+++ Rows +++

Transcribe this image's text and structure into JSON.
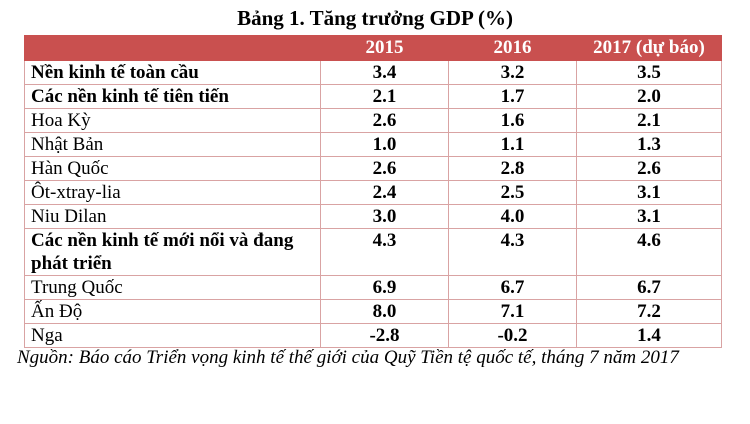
{
  "title": "Bảng 1. Tăng trưởng GDP (%)",
  "table": {
    "headers": [
      "",
      "2015",
      "2016",
      "2017 (dự báo)"
    ],
    "rows": [
      {
        "label": "Nền kinh tế toàn cầu",
        "bold": true,
        "values": [
          "3.4",
          "3.2",
          "3.5"
        ]
      },
      {
        "label": "Các nền kinh tế tiên tiến",
        "bold": true,
        "values": [
          "2.1",
          "1.7",
          "2.0"
        ]
      },
      {
        "label": "Hoa Kỳ",
        "bold": false,
        "values": [
          "2.6",
          "1.6",
          "2.1"
        ]
      },
      {
        "label": "Nhật Bản",
        "bold": false,
        "values": [
          "1.0",
          "1.1",
          "1.3"
        ]
      },
      {
        "label": "Hàn Quốc",
        "bold": false,
        "values": [
          "2.6",
          "2.8",
          "2.6"
        ]
      },
      {
        "label": "Ôt-xtray-lia",
        "bold": false,
        "values": [
          "2.4",
          "2.5",
          "3.1"
        ]
      },
      {
        "label": "Niu Dilan",
        "bold": false,
        "values": [
          "3.0",
          "4.0",
          "3.1"
        ]
      },
      {
        "label": "Các nền kinh tế mới nổi và đang phát triển",
        "bold": true,
        "values": [
          "4.3",
          "4.3",
          "4.6"
        ]
      },
      {
        "label": "Trung Quốc",
        "bold": false,
        "values": [
          "6.9",
          "6.7",
          "6.7"
        ]
      },
      {
        "label": "Ấn Độ",
        "bold": false,
        "values": [
          "8.0",
          "7.1",
          "7.2"
        ]
      },
      {
        "label": "Nga",
        "bold": false,
        "values": [
          "-2.8",
          "-0.2",
          "1.4"
        ]
      }
    ]
  },
  "source": "Nguồn: Báo cáo Triển vọng kinh tế thế giới của Quỹ Tiền tệ quốc tế, tháng 7 năm 2017",
  "colors": {
    "header_bg": "#c9504f",
    "border": "#d9a3a3"
  }
}
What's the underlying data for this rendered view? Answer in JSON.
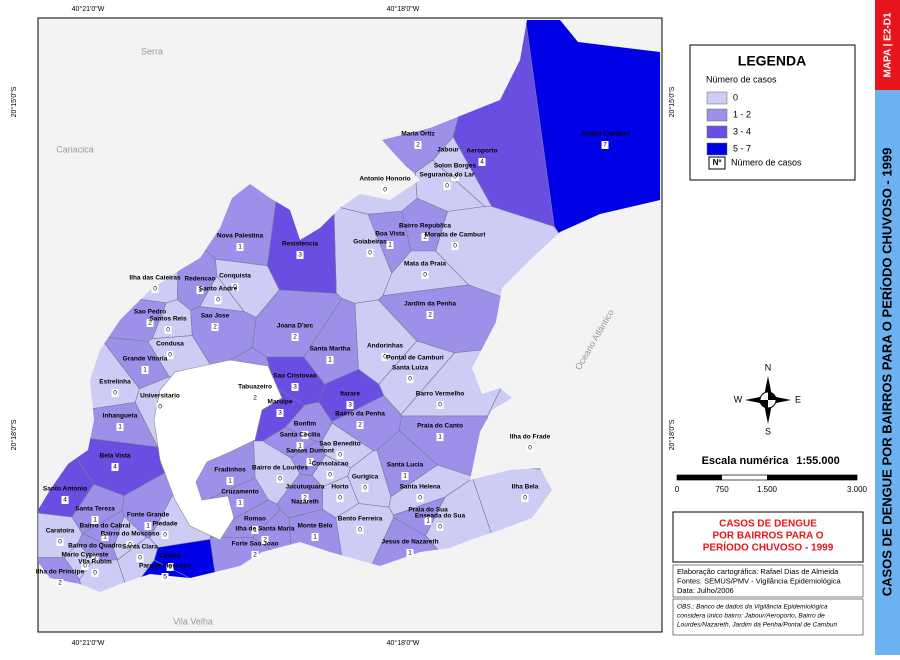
{
  "map": {
    "coords": {
      "top": [
        "40°21'0\"W",
        "40°18'0\"W"
      ],
      "bottom": [
        "40°21'0\"W",
        "40°18'0\"W"
      ],
      "left": [
        "20°15'0\"S",
        "20°18'0\"S"
      ],
      "right": [
        "20°15'0\"S",
        "20°18'0\"S"
      ]
    },
    "places": [
      "Serra",
      "Cariacica",
      "Vila Velha",
      "Oceano Atlântico"
    ],
    "neighborhoods": [
      {
        "name": "Maria Ortiz",
        "cases": 2
      },
      {
        "name": "Aeroporto",
        "cases": 4
      },
      {
        "name": "Jardim Camburi",
        "cases": 7
      },
      {
        "name": "Solon Borges",
        "cases": 0
      },
      {
        "name": "Seguranca do Lar",
        "cases": 0
      },
      {
        "name": "Antonio Honorio",
        "cases": 0
      },
      {
        "name": "Goiabeiras",
        "cases": 0
      },
      {
        "name": "Boa Vista",
        "cases": 1
      },
      {
        "name": "Bairro Republica",
        "cases": 2
      },
      {
        "name": "Morada de Camburi",
        "cases": 0
      },
      {
        "name": "Mata da Praia",
        "cases": 0
      },
      {
        "name": "Jardim da Penha",
        "cases": 2
      },
      {
        "name": "Andorinhas",
        "cases": 0
      },
      {
        "name": "Santa Luiza",
        "cases": 0
      },
      {
        "name": "Nova Palestina",
        "cases": 1
      },
      {
        "name": "Resistencia",
        "cases": 3
      },
      {
        "name": "Conquista",
        "cases": 0
      },
      {
        "name": "Redencao",
        "cases": 1
      },
      {
        "name": "Santo Andre",
        "cases": 0
      },
      {
        "name": "Ilha das Caieiras",
        "cases": 0
      },
      {
        "name": "Sao Pedro",
        "cases": 2
      },
      {
        "name": "Santos Reis",
        "cases": 0
      },
      {
        "name": "Sao Jose",
        "cases": 2
      },
      {
        "name": "Joana D'arc",
        "cases": 2
      },
      {
        "name": "Santa Martha",
        "cases": 1
      },
      {
        "name": "Condusa",
        "cases": 0
      },
      {
        "name": "Grande Vitoria",
        "cases": 1
      },
      {
        "name": "Estrelinha",
        "cases": 0
      },
      {
        "name": "Universitario",
        "cases": 0
      },
      {
        "name": "Inhangueta",
        "cases": 1
      },
      {
        "name": "Sao Cristovao",
        "cases": 3
      },
      {
        "name": "Tabuazeiro",
        "cases": 2
      },
      {
        "name": "Maruipe",
        "cases": 3
      },
      {
        "name": "Itarare",
        "cases": 3
      },
      {
        "name": "Bairro da Penha",
        "cases": 2
      },
      {
        "name": "Bonfim",
        "cases": 1
      },
      {
        "name": "Santa Cecilia",
        "cases": 1
      },
      {
        "name": "Sao Benedito",
        "cases": 0
      },
      {
        "name": "Santos Dumont",
        "cases": 1
      },
      {
        "name": "Barro Vermelho",
        "cases": 0
      },
      {
        "name": "Praia do Canto",
        "cases": 1
      },
      {
        "name": "Ilha do Frade",
        "cases": 0
      },
      {
        "name": "Bela Vista",
        "cases": 4
      },
      {
        "name": "Santo Antonio",
        "cases": 4
      },
      {
        "name": "Fradinhos",
        "cases": 1
      },
      {
        "name": "Bairro de Lourdes",
        "cases": 0
      },
      {
        "name": "Consolacao",
        "cases": 0
      },
      {
        "name": "Gurigica",
        "cases": 0
      },
      {
        "name": "Santa Lucia",
        "cases": 1
      },
      {
        "name": "Santa Helena",
        "cases": 0
      },
      {
        "name": "Ilha Bela",
        "cases": 0
      },
      {
        "name": "Cruzamento",
        "cases": 1
      },
      {
        "name": "Jucutuquara",
        "cases": 2
      },
      {
        "name": "Horto",
        "cases": 0
      },
      {
        "name": "Santa Tereza",
        "cases": 1
      },
      {
        "name": "Romao",
        "cases": 1
      },
      {
        "name": "Ilha de Santa Maria",
        "cases": 2
      },
      {
        "name": "Monte Belo",
        "cases": 1
      },
      {
        "name": "Bento Ferreira",
        "cases": 0
      },
      {
        "name": "Praia do Sua",
        "cases": 1
      },
      {
        "name": "Enseada do Sua",
        "cases": 0
      },
      {
        "name": "Jesus de Nazareth",
        "cases": 1
      },
      {
        "name": "Forte Sao Joao",
        "cases": 2
      },
      {
        "name": "Caratoira",
        "cases": 0
      },
      {
        "name": "Bairro do Cabral",
        "cases": 1
      },
      {
        "name": "Fonte Grande",
        "cases": 1
      },
      {
        "name": "Piedade",
        "cases": 0
      },
      {
        "name": "Bairro do Moscoso",
        "cases": 0
      },
      {
        "name": "Bairro do Quadro",
        "cases": 1
      },
      {
        "name": "Santa Clara",
        "cases": 0
      },
      {
        "name": "Mario Cypreste",
        "cases": 0
      },
      {
        "name": "Vila Rubim",
        "cases": 0
      },
      {
        "name": "Centro",
        "cases": 6
      },
      {
        "name": "Parque Moscoso",
        "cases": 5
      },
      {
        "name": "Ilha do Principe",
        "cases": 2
      }
    ],
    "extra_labels": [
      "Jabour",
      "Pontal de Camburi",
      "Nazareth"
    ]
  },
  "legend": {
    "title": "LEGENDA",
    "subtitle": "Número de casos",
    "classes": [
      {
        "label": "0",
        "color": "#ccccf4"
      },
      {
        "label": "1 - 2",
        "color": "#9c90e8"
      },
      {
        "label": "3 - 4",
        "color": "#6a4ee2"
      },
      {
        "label": "5 - 7",
        "color": "#0000e6"
      }
    ],
    "symbol": "Nº",
    "symbol_label": "Número de casos"
  },
  "compass": [
    "N",
    "S",
    "E",
    "W"
  ],
  "scale": {
    "label": "Escala numérica",
    "value": "1:55.000",
    "ticks": [
      "0",
      "750",
      "1.500",
      "3.000"
    ]
  },
  "title_lines": [
    "CASOS DE DENGUE",
    "POR BAIRROS PARA O",
    "PERÍODO CHUVOSO - 1999"
  ],
  "credits": [
    "Elaboração cartográfica: Rafael Dias de Almeida",
    "Fontes: SEMUS/PMV - Vigilância Epidemiológica",
    "Data: Julho/2006"
  ],
  "obs": [
    "OBS.: Banco de dados da Vigilância Epidemiológica",
    "considera único bairro: Jabour/Aeroporto, Bairro de",
    "Lourdes/Nazareth, Jardim da Penha/Pontal de Camburi"
  ],
  "side": {
    "code": "MAPA | E2-D1",
    "title": "CASOS DE DENGUE POR BAIRROS PARA O PERÍODO CHUVOSO - 1999"
  }
}
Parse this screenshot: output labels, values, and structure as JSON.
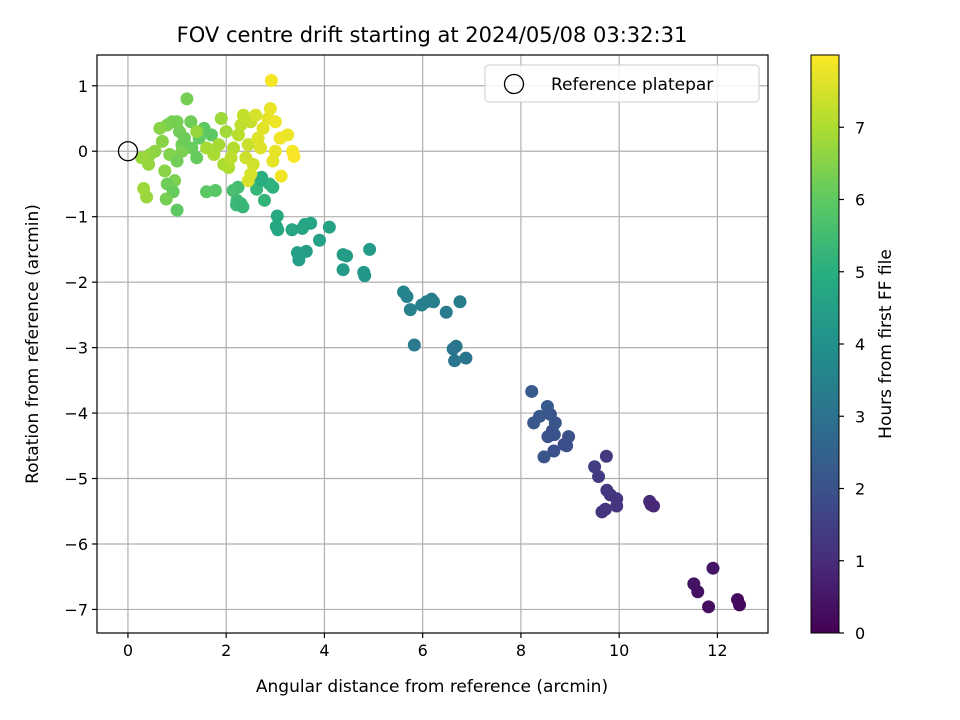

+++

Collect every line above that contains the word "Pontal".

      "Pontal de Camburi",
    "Lourdes/Nazareth, Jardim da Penha/Pontal de Camburi"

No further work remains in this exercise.